• **Written problem**
Return the entries below verbatim. Pictures stay out.
──────
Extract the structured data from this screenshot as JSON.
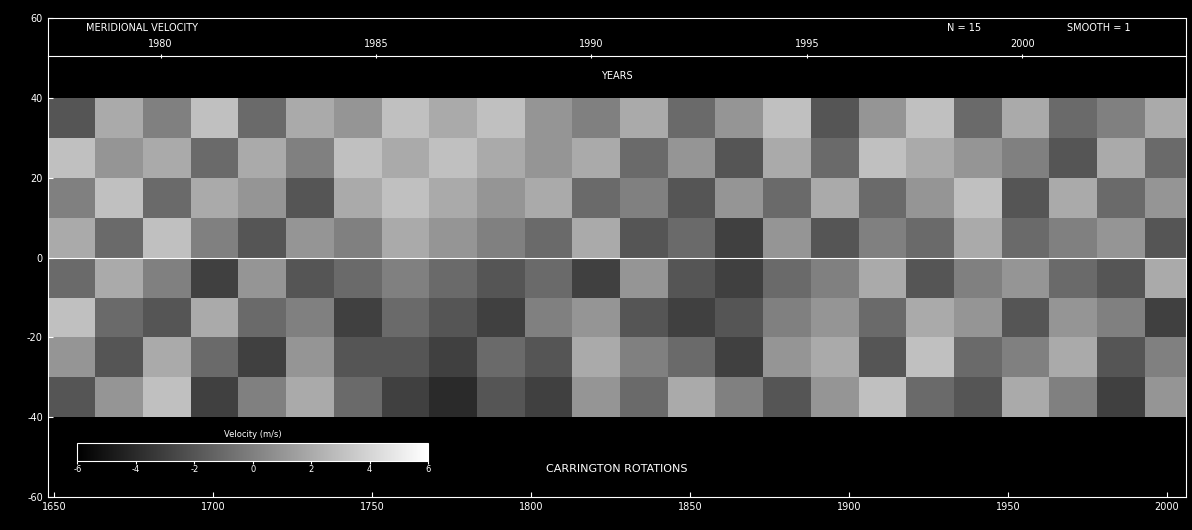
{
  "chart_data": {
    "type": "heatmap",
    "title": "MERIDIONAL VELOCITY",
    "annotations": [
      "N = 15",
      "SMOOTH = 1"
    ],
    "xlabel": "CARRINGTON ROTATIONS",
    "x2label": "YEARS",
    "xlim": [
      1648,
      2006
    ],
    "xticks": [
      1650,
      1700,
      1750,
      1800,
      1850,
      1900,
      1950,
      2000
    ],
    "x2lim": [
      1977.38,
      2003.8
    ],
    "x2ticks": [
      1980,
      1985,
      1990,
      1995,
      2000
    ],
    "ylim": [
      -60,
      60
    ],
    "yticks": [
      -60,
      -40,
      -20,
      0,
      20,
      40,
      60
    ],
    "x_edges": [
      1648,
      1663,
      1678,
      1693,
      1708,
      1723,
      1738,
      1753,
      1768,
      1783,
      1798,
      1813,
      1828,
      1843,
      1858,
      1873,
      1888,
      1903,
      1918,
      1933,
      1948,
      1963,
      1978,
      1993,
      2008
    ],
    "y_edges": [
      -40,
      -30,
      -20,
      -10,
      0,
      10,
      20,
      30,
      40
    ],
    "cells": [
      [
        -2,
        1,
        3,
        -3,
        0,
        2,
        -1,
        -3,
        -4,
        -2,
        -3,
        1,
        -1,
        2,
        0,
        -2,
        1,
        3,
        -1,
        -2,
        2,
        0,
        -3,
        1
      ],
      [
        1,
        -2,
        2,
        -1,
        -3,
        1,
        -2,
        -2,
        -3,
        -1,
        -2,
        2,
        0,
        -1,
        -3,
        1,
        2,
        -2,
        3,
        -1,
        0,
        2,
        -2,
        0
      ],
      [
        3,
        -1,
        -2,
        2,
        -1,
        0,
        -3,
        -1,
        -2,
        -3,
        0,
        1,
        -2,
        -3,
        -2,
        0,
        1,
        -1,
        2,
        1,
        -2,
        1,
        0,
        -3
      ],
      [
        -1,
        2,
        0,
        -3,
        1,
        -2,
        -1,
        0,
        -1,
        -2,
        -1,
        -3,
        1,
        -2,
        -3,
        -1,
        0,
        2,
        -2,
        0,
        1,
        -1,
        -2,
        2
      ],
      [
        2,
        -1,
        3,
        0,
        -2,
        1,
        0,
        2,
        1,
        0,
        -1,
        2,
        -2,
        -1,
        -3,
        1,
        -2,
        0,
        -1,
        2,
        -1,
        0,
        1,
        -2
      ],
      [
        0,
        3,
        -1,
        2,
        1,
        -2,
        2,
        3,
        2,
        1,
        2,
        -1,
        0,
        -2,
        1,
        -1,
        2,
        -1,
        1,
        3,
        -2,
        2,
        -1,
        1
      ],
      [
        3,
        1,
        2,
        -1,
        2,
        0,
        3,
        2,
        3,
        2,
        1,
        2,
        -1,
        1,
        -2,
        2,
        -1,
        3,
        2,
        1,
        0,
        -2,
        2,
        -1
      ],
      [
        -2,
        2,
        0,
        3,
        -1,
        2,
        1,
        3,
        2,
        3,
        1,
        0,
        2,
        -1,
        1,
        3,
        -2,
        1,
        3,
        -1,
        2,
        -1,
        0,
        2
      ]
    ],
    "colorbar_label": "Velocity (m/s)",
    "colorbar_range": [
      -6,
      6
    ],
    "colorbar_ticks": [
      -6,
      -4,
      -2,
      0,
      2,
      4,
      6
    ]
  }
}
──────
• **Response below**
Extract the structured data from this screenshot as JSON.
{
  "chart_data": {
    "type": "heatmap",
    "title": "MERIDIONAL VELOCITY",
    "annotations": [
      "N = 15",
      "SMOOTH = 1"
    ],
    "xlabel": "CARRINGTON ROTATIONS",
    "x2label": "YEARS",
    "xlim": [
      1648,
      2006
    ],
    "xticks": [
      1650,
      1700,
      1750,
      1800,
      1850,
      1900,
      1950,
      2000
    ],
    "x2lim": [
      1977.38,
      2003.8
    ],
    "x2ticks": [
      1980,
      1985,
      1990,
      1995,
      2000
    ],
    "ylim": [
      -60,
      60
    ],
    "yticks": [
      -60,
      -40,
      -20,
      0,
      20,
      40,
      60
    ],
    "x_edges": [
      1648,
      1663,
      1678,
      1693,
      1708,
      1723,
      1738,
      1753,
      1768,
      1783,
      1798,
      1813,
      1828,
      1843,
      1858,
      1873,
      1888,
      1903,
      1918,
      1933,
      1948,
      1963,
      1978,
      1993,
      2008
    ],
    "y_edges": [
      -40,
      -30,
      -20,
      -10,
      0,
      10,
      20,
      30,
      40
    ],
    "cells": [
      [
        -2,
        1,
        3,
        -3,
        0,
        2,
        -1,
        -3,
        -4,
        -2,
        -3,
        1,
        -1,
        2,
        0,
        -2,
        1,
        3,
        -1,
        -2,
        2,
        0,
        -3,
        1
      ],
      [
        1,
        -2,
        2,
        -1,
        -3,
        1,
        -2,
        -2,
        -3,
        -1,
        -2,
        2,
        0,
        -1,
        -3,
        1,
        2,
        -2,
        3,
        -1,
        0,
        2,
        -2,
        0
      ],
      [
        3,
        -1,
        -2,
        2,
        -1,
        0,
        -3,
        -1,
        -2,
        -3,
        0,
        1,
        -2,
        -3,
        -2,
        0,
        1,
        -1,
        2,
        1,
        -2,
        1,
        0,
        -3
      ],
      [
        -1,
        2,
        0,
        -3,
        1,
        -2,
        -1,
        0,
        -1,
        -2,
        -1,
        -3,
        1,
        -2,
        -3,
        -1,
        0,
        2,
        -2,
        0,
        1,
        -1,
        -2,
        2
      ],
      [
        2,
        -1,
        3,
        0,
        -2,
        1,
        0,
        2,
        1,
        0,
        -1,
        2,
        -2,
        -1,
        -3,
        1,
        -2,
        0,
        -1,
        2,
        -1,
        0,
        1,
        -2
      ],
      [
        0,
        3,
        -1,
        2,
        1,
        -2,
        2,
        3,
        2,
        1,
        2,
        -1,
        0,
        -2,
        1,
        -1,
        2,
        -1,
        1,
        3,
        -2,
        2,
        -1,
        1
      ],
      [
        3,
        1,
        2,
        -1,
        2,
        0,
        3,
        2,
        3,
        2,
        1,
        2,
        -1,
        1,
        -2,
        2,
        -1,
        3,
        2,
        1,
        0,
        -2,
        2,
        -1
      ],
      [
        -2,
        2,
        0,
        3,
        -1,
        2,
        1,
        3,
        2,
        3,
        1,
        0,
        2,
        -1,
        1,
        3,
        -2,
        1,
        3,
        -1,
        2,
        -1,
        0,
        2
      ]
    ],
    "colorbar_label": "Velocity (m/s)",
    "colorbar_range": [
      -6,
      6
    ],
    "colorbar_ticks": [
      -6,
      -4,
      -2,
      0,
      2,
      4,
      6
    ]
  }
}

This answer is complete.